_What you need to do_
Find each line containing the string "Piątek". Copy it.

_Records for the task_

══════

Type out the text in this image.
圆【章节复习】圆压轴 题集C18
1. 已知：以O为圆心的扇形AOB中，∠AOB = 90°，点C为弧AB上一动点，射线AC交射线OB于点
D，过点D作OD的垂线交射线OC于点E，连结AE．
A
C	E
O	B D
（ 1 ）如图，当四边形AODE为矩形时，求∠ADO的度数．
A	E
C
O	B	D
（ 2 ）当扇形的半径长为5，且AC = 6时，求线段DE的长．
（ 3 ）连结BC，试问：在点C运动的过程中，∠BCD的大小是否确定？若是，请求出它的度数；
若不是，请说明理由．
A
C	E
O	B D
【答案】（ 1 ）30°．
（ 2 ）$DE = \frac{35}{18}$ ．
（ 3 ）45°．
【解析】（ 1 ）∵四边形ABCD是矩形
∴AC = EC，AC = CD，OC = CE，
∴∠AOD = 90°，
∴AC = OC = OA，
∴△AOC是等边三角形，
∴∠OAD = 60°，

══════

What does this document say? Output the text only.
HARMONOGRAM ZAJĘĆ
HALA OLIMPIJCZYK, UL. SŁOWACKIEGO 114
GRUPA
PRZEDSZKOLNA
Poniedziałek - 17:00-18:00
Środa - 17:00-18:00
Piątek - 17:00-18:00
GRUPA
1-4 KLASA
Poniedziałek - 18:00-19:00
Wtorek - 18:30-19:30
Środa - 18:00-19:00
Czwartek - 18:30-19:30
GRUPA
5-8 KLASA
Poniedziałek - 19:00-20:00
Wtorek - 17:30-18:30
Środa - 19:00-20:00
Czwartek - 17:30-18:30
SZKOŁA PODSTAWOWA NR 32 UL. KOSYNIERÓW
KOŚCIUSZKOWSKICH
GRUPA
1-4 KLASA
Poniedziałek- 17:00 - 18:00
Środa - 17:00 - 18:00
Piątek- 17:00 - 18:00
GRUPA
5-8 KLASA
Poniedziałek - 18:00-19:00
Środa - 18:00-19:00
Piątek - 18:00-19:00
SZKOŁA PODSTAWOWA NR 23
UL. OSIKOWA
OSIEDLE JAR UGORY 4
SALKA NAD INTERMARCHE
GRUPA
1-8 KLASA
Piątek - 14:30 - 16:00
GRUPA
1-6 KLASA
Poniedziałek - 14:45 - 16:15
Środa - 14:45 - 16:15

══════

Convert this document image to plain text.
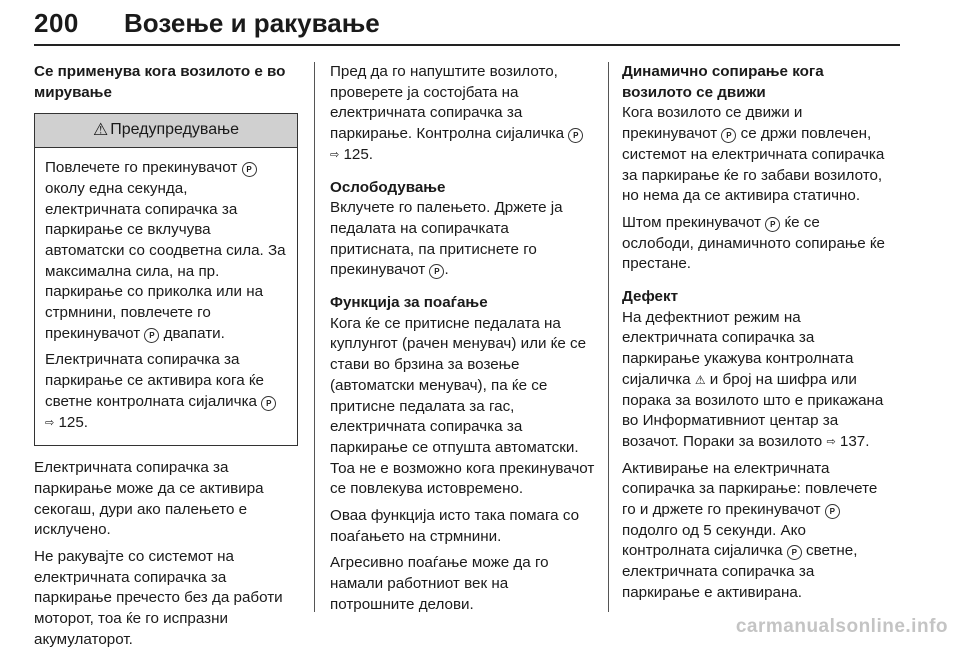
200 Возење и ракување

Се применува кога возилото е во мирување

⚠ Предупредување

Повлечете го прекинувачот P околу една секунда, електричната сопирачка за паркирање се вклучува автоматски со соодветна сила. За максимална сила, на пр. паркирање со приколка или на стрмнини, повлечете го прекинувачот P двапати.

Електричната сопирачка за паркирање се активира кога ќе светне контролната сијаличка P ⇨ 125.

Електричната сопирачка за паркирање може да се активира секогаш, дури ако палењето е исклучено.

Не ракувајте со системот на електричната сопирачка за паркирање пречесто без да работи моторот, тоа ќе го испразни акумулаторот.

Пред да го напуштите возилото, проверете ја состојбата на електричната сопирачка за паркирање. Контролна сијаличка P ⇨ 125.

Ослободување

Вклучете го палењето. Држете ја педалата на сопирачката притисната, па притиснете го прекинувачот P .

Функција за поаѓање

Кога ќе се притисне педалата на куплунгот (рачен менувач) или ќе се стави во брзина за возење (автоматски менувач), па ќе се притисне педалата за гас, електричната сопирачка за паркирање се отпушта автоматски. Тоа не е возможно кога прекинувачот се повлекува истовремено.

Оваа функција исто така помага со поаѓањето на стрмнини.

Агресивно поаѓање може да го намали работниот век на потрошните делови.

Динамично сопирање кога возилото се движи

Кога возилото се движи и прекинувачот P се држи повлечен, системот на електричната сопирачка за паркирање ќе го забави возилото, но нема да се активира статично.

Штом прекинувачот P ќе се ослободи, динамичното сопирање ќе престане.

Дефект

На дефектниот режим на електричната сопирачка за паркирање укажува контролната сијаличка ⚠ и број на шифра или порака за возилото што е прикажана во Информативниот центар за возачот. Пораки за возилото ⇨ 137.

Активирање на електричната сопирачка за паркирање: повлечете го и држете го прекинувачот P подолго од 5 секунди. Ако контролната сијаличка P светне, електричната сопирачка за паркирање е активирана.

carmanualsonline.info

══════

_Exercise response_
Piątek - 17:00-18:00
Piątek- 17:00 - 18:00
Piątek - 18:00-19:00
Piątek - 14:30 - 16:00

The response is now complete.